— start of Material for the task —

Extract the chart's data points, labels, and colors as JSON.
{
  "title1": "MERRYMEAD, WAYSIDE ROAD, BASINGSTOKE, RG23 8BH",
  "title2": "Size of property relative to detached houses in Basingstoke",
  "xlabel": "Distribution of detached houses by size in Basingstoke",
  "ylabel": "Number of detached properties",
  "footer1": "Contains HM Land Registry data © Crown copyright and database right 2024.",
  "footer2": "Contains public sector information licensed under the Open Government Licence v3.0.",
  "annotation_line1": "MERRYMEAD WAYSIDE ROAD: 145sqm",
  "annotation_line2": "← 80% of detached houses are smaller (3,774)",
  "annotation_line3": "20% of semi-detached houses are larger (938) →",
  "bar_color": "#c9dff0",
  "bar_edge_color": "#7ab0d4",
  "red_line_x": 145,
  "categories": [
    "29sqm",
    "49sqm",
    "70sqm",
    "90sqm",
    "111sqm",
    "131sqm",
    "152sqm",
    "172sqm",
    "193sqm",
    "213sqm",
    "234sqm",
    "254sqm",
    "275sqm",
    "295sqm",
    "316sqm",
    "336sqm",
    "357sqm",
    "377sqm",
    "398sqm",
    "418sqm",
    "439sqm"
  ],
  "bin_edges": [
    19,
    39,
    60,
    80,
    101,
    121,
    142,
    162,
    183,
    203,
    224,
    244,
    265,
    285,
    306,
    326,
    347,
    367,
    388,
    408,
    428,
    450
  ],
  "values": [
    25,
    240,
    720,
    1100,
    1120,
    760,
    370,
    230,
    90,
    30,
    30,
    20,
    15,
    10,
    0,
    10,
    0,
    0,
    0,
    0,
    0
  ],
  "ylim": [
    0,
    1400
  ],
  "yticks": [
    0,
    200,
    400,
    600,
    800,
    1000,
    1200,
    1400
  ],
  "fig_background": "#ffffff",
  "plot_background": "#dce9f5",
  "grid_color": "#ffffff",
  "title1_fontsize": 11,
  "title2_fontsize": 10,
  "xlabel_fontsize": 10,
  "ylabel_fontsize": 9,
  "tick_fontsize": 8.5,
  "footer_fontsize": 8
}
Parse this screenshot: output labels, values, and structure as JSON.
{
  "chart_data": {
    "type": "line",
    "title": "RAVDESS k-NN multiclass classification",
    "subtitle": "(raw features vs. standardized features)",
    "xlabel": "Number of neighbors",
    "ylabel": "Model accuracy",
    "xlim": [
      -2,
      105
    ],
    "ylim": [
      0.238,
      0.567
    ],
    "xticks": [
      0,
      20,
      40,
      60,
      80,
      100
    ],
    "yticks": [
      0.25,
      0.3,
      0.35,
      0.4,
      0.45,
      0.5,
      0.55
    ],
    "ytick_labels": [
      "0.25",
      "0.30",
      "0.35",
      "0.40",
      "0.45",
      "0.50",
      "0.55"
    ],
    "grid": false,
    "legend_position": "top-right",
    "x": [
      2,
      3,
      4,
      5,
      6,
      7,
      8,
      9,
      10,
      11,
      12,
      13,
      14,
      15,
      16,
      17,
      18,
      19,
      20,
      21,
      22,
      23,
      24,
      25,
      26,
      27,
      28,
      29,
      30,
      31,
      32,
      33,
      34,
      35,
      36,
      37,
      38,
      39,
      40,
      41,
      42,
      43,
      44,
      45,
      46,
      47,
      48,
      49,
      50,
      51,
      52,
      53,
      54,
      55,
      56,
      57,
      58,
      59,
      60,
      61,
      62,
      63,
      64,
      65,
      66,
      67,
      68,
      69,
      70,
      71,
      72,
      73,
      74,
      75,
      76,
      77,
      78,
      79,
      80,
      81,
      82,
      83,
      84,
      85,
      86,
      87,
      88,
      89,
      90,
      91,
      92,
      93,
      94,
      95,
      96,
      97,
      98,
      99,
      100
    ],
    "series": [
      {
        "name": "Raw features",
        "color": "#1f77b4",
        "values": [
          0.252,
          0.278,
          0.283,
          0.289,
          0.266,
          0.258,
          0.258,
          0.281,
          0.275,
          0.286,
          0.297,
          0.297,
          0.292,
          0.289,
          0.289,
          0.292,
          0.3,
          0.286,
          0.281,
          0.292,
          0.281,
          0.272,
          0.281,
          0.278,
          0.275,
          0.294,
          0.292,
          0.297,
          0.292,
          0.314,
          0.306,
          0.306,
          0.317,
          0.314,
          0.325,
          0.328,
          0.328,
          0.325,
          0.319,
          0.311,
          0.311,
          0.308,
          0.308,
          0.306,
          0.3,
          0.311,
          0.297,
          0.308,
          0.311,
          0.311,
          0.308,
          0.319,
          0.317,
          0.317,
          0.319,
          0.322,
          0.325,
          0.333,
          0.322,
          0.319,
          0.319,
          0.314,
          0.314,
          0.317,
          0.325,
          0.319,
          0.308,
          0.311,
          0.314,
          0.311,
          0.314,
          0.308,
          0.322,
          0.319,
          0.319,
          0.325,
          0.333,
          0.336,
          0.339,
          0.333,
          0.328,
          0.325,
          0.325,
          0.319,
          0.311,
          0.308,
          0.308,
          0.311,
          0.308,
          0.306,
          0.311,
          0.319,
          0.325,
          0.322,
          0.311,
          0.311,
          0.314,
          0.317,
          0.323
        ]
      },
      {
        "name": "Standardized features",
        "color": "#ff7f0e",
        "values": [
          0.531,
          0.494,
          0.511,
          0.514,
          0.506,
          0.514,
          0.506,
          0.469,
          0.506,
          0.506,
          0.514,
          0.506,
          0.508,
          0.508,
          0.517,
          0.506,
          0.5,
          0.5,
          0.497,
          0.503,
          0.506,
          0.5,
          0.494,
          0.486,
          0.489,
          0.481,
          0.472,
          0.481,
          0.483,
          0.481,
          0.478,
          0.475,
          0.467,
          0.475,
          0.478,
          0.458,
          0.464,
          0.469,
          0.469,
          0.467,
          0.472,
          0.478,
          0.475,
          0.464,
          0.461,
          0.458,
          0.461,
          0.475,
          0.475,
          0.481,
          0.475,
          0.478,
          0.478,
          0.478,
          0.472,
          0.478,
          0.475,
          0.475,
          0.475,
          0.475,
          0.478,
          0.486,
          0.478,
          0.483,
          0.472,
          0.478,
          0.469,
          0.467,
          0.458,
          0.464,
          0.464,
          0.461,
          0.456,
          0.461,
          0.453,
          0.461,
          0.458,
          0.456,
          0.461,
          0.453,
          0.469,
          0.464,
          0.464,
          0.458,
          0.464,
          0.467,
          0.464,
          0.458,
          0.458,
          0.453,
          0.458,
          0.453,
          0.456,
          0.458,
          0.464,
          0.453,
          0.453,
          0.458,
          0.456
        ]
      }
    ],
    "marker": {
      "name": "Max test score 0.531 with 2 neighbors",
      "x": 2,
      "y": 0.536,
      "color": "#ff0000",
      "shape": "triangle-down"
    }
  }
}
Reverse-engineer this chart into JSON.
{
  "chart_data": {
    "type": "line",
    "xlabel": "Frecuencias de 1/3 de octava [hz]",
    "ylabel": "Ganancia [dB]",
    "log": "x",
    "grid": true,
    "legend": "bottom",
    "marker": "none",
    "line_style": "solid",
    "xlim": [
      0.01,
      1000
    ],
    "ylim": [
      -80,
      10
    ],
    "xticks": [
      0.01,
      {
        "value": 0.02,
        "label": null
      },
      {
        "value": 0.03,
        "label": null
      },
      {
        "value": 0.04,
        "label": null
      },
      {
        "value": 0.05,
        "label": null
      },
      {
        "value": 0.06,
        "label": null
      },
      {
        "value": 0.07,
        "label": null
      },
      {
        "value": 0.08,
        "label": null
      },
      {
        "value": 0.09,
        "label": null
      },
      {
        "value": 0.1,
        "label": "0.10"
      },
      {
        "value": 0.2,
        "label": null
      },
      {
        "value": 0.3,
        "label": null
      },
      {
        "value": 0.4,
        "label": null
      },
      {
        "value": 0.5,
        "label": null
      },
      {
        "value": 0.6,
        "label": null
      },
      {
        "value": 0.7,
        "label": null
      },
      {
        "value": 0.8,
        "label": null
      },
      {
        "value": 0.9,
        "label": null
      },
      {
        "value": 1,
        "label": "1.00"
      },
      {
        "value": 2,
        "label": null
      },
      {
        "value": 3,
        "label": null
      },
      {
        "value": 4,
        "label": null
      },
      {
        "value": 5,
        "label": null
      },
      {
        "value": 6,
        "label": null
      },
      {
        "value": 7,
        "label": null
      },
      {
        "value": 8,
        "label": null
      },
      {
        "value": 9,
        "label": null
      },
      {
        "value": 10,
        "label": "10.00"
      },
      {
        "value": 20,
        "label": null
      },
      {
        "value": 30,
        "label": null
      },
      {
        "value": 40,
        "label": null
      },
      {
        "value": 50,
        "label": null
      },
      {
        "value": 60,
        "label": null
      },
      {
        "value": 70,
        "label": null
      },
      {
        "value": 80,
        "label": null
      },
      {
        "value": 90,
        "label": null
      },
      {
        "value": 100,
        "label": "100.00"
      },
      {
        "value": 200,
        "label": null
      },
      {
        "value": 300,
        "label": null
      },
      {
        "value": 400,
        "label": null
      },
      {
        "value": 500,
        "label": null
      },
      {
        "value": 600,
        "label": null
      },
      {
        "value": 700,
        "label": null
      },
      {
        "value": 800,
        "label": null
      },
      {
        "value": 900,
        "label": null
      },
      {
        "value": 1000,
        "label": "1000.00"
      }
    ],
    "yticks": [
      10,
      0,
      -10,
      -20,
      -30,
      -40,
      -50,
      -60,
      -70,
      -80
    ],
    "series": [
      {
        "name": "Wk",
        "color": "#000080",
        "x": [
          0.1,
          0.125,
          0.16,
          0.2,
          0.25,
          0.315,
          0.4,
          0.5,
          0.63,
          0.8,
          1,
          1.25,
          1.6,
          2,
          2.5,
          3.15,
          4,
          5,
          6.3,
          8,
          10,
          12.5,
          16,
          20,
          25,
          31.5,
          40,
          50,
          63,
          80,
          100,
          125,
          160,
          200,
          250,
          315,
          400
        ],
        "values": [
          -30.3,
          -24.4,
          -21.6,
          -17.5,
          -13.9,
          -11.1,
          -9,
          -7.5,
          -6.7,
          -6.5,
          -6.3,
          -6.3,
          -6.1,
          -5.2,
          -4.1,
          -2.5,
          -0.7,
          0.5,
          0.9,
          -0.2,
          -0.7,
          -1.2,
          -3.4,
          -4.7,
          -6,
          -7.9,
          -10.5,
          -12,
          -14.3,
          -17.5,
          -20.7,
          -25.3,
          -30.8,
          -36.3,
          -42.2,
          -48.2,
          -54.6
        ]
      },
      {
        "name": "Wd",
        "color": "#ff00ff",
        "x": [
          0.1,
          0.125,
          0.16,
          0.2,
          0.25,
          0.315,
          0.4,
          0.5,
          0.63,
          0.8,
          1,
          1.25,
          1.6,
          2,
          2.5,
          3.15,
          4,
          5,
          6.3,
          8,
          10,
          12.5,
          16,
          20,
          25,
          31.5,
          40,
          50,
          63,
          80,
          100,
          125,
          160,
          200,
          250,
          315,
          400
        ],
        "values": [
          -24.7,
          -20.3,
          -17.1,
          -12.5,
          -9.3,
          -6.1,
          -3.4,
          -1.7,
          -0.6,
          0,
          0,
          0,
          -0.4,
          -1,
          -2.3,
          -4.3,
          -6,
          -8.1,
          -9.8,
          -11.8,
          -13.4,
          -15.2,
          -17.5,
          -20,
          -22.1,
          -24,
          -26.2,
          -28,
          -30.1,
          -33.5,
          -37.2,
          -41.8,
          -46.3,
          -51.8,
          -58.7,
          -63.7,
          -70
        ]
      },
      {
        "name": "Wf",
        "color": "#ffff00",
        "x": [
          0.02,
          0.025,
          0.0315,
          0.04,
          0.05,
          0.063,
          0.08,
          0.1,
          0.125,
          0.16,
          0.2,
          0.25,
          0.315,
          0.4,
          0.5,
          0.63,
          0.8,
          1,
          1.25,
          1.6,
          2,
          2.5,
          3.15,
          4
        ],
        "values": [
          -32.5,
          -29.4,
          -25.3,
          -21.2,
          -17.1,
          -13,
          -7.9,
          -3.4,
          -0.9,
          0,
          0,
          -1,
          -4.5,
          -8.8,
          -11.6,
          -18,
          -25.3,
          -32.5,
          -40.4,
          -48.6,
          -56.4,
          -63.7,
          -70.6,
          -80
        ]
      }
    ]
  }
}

— end of Material for the task —

Find every line in the records above that holds the word "Number", and copy each one.

**Exercise output:**
  "ylabel": "Number of detached properties",
    "xlabel": "Number of neighbors",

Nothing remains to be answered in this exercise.